Raw records:

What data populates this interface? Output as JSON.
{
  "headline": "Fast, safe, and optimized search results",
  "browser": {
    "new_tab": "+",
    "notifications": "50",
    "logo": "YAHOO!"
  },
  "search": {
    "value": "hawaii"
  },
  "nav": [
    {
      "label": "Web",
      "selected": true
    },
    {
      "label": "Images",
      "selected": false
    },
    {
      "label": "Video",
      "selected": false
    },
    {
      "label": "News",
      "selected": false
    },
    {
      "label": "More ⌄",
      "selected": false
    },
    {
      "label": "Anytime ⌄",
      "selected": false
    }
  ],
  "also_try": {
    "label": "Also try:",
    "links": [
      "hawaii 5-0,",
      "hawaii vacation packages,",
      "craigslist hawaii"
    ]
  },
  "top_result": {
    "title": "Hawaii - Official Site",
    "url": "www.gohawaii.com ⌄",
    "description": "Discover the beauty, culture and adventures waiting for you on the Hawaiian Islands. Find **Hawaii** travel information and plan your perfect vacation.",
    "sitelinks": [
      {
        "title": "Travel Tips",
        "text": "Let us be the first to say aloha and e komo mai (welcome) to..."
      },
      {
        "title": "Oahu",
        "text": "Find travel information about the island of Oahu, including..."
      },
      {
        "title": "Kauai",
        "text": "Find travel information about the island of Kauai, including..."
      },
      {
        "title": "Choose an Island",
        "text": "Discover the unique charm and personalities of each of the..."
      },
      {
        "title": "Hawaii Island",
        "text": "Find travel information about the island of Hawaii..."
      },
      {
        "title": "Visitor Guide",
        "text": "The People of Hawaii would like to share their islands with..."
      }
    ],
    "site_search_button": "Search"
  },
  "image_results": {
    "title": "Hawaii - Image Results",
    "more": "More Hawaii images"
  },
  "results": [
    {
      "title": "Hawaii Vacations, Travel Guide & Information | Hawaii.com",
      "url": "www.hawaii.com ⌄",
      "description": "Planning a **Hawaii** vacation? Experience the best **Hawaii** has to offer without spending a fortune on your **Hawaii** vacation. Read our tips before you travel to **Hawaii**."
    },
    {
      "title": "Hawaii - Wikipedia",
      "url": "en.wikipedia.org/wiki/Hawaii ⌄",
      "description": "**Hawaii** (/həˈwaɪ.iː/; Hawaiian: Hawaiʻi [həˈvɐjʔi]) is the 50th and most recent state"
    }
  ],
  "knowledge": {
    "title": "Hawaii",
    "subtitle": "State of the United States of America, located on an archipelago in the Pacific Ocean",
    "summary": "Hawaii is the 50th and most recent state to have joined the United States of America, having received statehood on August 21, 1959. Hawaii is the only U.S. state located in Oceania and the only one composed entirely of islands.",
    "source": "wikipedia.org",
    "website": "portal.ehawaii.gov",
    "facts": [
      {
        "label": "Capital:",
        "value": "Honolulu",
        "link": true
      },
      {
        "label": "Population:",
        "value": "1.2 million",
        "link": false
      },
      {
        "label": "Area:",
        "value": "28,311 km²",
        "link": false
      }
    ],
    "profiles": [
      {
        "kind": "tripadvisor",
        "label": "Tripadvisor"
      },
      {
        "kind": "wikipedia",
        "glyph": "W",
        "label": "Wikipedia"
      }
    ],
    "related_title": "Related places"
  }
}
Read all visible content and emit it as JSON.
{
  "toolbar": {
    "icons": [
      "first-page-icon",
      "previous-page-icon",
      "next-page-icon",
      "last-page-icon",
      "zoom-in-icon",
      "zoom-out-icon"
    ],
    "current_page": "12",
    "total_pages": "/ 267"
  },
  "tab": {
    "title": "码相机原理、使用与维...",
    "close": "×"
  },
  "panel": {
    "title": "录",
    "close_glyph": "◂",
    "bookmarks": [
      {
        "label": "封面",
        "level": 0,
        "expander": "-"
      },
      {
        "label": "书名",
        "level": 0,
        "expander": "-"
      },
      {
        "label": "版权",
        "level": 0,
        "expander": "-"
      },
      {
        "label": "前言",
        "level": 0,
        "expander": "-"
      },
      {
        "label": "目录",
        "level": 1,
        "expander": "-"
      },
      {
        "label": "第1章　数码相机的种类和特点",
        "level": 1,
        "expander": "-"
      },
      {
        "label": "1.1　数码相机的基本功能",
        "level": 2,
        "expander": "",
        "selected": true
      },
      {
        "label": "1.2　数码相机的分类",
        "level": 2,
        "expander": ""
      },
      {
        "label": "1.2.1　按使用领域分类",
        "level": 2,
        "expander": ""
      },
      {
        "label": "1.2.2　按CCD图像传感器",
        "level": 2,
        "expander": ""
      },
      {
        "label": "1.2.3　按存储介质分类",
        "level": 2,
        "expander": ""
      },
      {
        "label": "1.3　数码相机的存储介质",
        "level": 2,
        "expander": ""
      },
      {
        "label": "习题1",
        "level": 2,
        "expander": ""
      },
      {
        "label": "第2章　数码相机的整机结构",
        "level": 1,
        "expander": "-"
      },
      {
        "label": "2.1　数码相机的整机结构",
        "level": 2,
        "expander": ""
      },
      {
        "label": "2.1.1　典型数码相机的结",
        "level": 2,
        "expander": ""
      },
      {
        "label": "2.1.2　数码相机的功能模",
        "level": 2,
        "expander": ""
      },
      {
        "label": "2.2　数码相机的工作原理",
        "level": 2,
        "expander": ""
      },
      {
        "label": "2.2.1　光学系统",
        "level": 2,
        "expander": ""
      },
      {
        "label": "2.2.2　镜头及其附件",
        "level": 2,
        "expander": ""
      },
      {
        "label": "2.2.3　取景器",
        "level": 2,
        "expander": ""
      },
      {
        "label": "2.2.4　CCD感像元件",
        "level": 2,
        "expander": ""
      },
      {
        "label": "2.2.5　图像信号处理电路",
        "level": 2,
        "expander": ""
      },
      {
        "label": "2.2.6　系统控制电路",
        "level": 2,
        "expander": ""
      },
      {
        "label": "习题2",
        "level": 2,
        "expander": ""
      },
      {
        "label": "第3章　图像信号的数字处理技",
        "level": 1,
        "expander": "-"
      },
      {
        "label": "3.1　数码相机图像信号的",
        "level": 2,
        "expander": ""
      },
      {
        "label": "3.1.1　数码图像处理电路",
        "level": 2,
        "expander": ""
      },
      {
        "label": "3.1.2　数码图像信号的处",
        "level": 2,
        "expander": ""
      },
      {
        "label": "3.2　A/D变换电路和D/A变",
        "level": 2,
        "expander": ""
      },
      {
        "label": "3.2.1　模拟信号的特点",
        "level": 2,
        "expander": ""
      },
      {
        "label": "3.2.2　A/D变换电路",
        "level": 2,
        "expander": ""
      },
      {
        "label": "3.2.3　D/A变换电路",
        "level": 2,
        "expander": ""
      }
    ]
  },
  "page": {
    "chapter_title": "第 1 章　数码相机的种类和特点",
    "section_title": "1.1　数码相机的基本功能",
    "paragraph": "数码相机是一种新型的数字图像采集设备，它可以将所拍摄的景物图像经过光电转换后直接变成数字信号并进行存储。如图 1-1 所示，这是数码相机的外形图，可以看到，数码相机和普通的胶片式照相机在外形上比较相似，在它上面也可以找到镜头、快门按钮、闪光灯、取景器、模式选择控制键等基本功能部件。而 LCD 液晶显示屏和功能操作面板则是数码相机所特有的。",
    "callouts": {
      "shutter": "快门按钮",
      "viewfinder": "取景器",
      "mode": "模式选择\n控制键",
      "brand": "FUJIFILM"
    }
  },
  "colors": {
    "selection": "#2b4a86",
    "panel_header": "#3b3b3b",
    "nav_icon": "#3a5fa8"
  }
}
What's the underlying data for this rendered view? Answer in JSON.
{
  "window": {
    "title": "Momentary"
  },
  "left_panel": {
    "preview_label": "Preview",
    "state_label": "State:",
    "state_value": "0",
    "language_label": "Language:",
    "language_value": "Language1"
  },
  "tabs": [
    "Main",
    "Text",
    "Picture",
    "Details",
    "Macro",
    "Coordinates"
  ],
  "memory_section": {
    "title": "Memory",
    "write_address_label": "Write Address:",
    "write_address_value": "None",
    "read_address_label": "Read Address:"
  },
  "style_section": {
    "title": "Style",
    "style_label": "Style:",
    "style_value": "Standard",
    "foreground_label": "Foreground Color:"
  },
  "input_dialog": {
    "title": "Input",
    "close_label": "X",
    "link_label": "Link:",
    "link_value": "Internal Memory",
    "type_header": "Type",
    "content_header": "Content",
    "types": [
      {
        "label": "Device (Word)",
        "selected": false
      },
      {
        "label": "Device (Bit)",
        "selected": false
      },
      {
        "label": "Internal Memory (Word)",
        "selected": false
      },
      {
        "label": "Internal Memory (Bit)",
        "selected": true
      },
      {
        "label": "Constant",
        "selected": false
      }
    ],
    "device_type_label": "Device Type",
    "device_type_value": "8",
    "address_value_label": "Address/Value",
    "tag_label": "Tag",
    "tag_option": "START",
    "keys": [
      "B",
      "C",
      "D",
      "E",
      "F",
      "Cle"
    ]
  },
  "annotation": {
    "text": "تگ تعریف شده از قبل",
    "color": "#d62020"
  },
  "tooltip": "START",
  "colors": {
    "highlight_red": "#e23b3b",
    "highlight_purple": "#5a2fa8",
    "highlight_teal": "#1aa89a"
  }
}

Stated task: Copy each line in the data that holds the word "United".

Final result:
    "subtitle": "State of the United States of America, located on an archipelago in the Pacific Ocean",
    "summary": "Hawaii is the 50th and most recent state to have joined the United States of America, having received statehood on August 21, 1959. Hawaii is the only U.S. state located in Oceania and the only one composed entirely of islands.",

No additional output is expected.